* THE PROBLEM
Below is a block of records; return all of them exactly, but without the images.

◆ ◆ ◆ ◆ ◆

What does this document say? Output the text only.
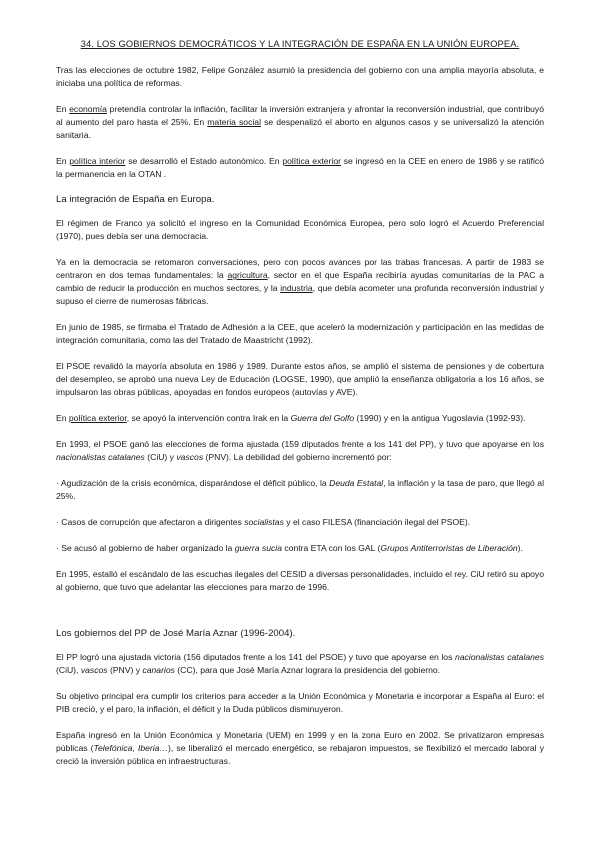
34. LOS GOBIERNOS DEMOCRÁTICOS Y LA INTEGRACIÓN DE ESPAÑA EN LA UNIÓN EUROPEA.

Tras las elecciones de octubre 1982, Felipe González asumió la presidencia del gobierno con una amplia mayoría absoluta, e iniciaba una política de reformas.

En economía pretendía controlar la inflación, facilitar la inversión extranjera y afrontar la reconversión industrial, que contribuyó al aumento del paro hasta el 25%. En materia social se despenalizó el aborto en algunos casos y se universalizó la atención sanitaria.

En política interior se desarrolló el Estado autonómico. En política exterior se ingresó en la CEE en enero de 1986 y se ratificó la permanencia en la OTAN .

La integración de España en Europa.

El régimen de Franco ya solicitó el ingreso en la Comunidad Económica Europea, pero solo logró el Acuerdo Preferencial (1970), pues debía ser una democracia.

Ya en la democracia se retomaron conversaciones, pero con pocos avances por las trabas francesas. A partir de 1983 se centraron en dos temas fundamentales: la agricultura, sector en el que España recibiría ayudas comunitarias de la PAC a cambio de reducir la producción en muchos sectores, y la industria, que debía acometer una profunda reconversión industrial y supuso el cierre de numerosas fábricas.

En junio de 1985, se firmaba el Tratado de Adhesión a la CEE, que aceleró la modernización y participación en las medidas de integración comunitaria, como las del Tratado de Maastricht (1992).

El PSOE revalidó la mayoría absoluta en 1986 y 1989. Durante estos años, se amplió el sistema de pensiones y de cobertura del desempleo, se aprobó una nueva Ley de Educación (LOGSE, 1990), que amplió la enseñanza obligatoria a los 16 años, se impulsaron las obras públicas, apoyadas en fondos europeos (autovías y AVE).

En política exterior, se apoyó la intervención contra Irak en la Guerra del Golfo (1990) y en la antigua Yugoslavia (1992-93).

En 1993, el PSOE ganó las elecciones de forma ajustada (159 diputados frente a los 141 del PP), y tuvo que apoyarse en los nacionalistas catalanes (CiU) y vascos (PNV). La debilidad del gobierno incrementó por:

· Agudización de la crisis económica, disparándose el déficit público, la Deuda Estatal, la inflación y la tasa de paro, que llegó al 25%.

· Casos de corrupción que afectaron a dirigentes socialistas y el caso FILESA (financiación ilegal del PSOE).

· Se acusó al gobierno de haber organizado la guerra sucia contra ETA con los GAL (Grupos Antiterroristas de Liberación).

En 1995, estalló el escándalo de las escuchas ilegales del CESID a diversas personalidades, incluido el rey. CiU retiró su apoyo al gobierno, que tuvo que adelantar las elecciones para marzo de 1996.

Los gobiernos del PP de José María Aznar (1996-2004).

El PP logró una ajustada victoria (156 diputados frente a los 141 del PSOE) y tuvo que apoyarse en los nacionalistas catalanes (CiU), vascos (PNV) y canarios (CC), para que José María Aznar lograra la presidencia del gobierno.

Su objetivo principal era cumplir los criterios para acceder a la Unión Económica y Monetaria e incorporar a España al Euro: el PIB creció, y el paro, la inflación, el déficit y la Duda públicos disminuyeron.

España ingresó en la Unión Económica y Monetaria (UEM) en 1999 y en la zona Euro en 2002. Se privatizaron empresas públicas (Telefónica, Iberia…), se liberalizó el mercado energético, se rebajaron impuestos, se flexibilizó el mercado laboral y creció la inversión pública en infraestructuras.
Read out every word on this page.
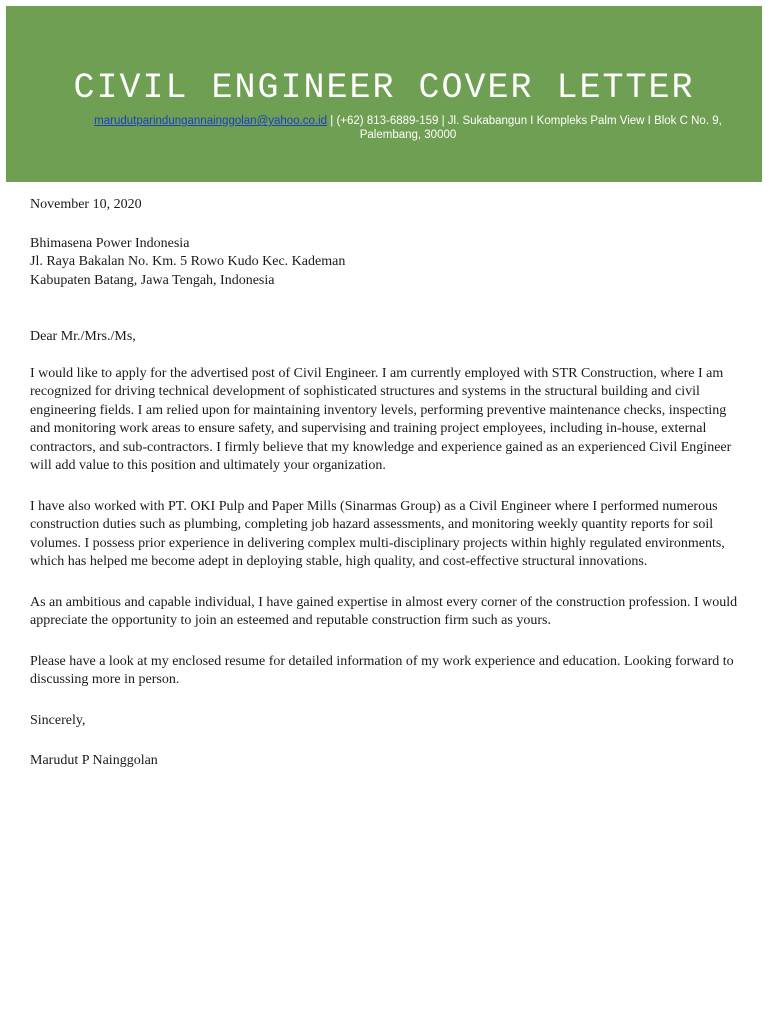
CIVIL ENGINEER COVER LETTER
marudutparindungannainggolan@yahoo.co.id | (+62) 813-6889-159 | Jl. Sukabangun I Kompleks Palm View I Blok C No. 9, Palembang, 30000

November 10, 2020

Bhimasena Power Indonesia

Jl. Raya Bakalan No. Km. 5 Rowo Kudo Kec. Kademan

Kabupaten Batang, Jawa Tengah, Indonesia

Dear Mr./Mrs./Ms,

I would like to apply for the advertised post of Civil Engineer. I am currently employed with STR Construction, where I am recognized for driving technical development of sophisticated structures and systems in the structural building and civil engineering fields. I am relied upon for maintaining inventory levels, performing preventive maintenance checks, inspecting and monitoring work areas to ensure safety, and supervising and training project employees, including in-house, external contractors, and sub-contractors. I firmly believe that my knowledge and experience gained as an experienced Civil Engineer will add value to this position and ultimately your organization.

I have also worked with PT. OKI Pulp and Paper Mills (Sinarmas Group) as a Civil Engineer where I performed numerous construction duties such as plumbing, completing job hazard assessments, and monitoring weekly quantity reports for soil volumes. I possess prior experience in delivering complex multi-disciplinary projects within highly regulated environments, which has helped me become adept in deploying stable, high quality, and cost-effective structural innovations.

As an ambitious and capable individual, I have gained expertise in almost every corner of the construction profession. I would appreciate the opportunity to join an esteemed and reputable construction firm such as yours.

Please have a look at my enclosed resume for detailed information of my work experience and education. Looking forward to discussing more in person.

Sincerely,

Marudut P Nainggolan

◆ ◆ ◆ ◆ ◆

* WRITTEN SOLUTION
What does this document say? Output the text only.
34. LOS GOBIERNOS DEMOCRÁTICOS Y LA INTEGRACIÓN DE ESPAÑA EN LA UNIÓN EUROPEA.

Tras las elecciones de octubre 1982, Felipe González asumió la presidencia del gobierno con una amplia mayoría absoluta, e iniciaba una política de reformas.

En economía pretendía controlar la inflación, facilitar la inversión extranjera y afrontar la reconversión industrial, que contribuyó al aumento del paro hasta el 25%. En materia social se despenalizó el aborto en algunos casos y se universalizó la atención sanitaria.

En política interior se desarrolló el Estado autonómico. En política exterior se ingresó en la CEE en enero de 1986 y se ratificó la permanencia en la OTAN .

La integración de España en Europa.

El régimen de Franco ya solicitó el ingreso en la Comunidad Económica Europea, pero solo logró el Acuerdo Preferencial (1970), pues debía ser una democracia.

Ya en la democracia se retomaron conversaciones, pero con pocos avances por las trabas francesas. A partir de 1983 se centraron en dos temas fundamentales: la agricultura, sector en el que España recibiría ayudas comunitarias de la PAC a cambio de reducir la producción en muchos sectores, y la industria, que debía acometer una profunda reconversión industrial y supuso el cierre de numerosas fábricas.

En junio de 1985, se firmaba el Tratado de Adhesión a la CEE, que aceleró la modernización y participación en las medidas de integración comunitaria, como las del Tratado de Maastricht (1992).

El PSOE revalidó la mayoría absoluta en 1986 y 1989. Durante estos años, se amplió el sistema de pensiones y de cobertura del desempleo, se aprobó una nueva Ley de Educación (LOGSE, 1990), que amplió la enseñanza obligatoria a los 16 años, se impulsaron las obras públicas, apoyadas en fondos europeos (autovías y AVE).

En política exterior, se apoyó la intervención contra Irak en la Guerra del Golfo (1990) y en la antigua Yugoslavia (1992-93).

En 1993, el PSOE ganó las elecciones de forma ajustada (159 diputados frente a los 141 del PP), y tuvo que apoyarse en los nacionalistas catalanes (CiU) y vascos (PNV). La debilidad del gobierno incrementó por:

· Agudización de la crisis económica, disparándose el déficit público, la Deuda Estatal, la inflación y la tasa de paro, que llegó al 25%.

· Casos de corrupción que afectaron a dirigentes socialistas y el caso FILESA (financiación ilegal del PSOE).

· Se acusó al gobierno de haber organizado la guerra sucia contra ETA con los GAL (Grupos Antiterroristas de Liberación).

En 1995, estalló el escándalo de las escuchas ilegales del CESID a diversas personalidades, incluido el rey. CiU retiró su apoyo al gobierno, que tuvo que adelantar las elecciones para marzo de 1996.

Los gobiernos del PP de José María Aznar (1996-2004).

El PP logró una ajustada victoria (156 diputados frente a los 141 del PSOE) y tuvo que apoyarse en los nacionalistas catalanes (CiU), vascos (PNV) y canarios (CC), para que José María Aznar lograra la presidencia del gobierno.

Su objetivo principal era cumplir los criterios para acceder a la Unión Económica y Monetaria e incorporar a España al Euro: el PIB creció, y el paro, la inflación, el déficit y la Duda públicos disminuyeron.

España ingresó en la Unión Económica y Monetaria (UEM) en 1999 y en la zona Euro en 2002. Se privatizaron empresas públicas (Telefónica, Iberia…), se liberalizó el mercado energético, se rebajaron impuestos, se flexibilizó el mercado laboral y creció la inversión pública en infraestructuras.
Read out every word on this page.
CIVIL ENGINEER COVER LETTER
marudutparindungannainggolan@yahoo.co.id | (+62) 813-6889-159 | Jl. Sukabangun I Kompleks Palm View I Blok C No. 9, Palembang, 30000

November 10, 2020

Bhimasena Power Indonesia

Jl. Raya Bakalan No. Km. 5 Rowo Kudo Kec. Kademan

Kabupaten Batang, Jawa Tengah, Indonesia

Dear Mr./Mrs./Ms,

I would like to apply for the advertised post of Civil Engineer. I am currently employed with STR Construction, where I am recognized for driving technical development of sophisticated structures and systems in the structural building and civil engineering fields. I am relied upon for maintaining inventory levels, performing preventive maintenance checks, inspecting and monitoring work areas to ensure safety, and supervising and training project employees, including in-house, external contractors, and sub-contractors. I firmly believe that my knowledge and experience gained as an experienced Civil Engineer will add value to this position and ultimately your organization.

I have also worked with PT. OKI Pulp and Paper Mills (Sinarmas Group) as a Civil Engineer where I performed numerous construction duties such as plumbing, completing job hazard assessments, and monitoring weekly quantity reports for soil volumes. I possess prior experience in delivering complex multi-disciplinary projects within highly regulated environments, which has helped me become adept in deploying stable, high quality, and cost-effective structural innovations.

As an ambitious and capable individual, I have gained expertise in almost every corner of the construction profession. I would appreciate the opportunity to join an esteemed and reputable construction firm such as yours.

Please have a look at my enclosed resume for detailed information of my work experience and education. Looking forward to discussing more in person.

Sincerely,

Marudut P Nainggolan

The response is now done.